**Exercise task:** Collect each line of the entries that holds the string "Name".

-----

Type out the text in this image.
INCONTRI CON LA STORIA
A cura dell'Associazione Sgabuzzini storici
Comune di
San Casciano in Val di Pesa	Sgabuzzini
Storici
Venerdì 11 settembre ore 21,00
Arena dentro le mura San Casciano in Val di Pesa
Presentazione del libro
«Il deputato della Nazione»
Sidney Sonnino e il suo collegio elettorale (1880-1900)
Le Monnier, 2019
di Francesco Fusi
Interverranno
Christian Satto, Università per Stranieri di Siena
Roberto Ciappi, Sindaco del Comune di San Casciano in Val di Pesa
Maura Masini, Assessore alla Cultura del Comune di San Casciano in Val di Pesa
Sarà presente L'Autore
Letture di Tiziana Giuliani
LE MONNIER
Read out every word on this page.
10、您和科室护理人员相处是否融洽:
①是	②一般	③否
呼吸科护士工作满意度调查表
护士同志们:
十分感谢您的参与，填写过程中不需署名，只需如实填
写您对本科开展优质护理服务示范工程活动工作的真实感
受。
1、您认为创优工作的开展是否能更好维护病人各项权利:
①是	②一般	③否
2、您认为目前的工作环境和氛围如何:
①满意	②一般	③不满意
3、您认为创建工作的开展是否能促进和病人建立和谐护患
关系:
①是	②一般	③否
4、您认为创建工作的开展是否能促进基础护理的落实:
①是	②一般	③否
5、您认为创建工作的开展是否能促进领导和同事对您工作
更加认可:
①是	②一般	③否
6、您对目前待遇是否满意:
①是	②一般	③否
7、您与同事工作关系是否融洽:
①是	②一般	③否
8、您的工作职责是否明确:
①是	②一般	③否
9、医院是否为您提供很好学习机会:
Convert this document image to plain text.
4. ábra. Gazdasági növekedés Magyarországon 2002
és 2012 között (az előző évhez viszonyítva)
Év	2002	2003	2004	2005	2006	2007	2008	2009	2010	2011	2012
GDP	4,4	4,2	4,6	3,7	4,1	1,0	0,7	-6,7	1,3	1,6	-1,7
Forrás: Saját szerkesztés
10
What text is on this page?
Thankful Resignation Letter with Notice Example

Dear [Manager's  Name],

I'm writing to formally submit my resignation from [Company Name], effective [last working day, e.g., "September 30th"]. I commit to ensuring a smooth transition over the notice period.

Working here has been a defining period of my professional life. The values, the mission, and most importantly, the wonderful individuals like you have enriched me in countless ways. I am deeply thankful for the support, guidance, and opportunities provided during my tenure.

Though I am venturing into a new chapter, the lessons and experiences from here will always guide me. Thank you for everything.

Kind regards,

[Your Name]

-----

**Task result:**
Dear [Manager's  Name],
I'm writing to formally submit my resignation from [Company Name], effective [last working day, e.g., "September 30th"]. I commit to ensuring a smooth transition over the notice period.
[Your Name]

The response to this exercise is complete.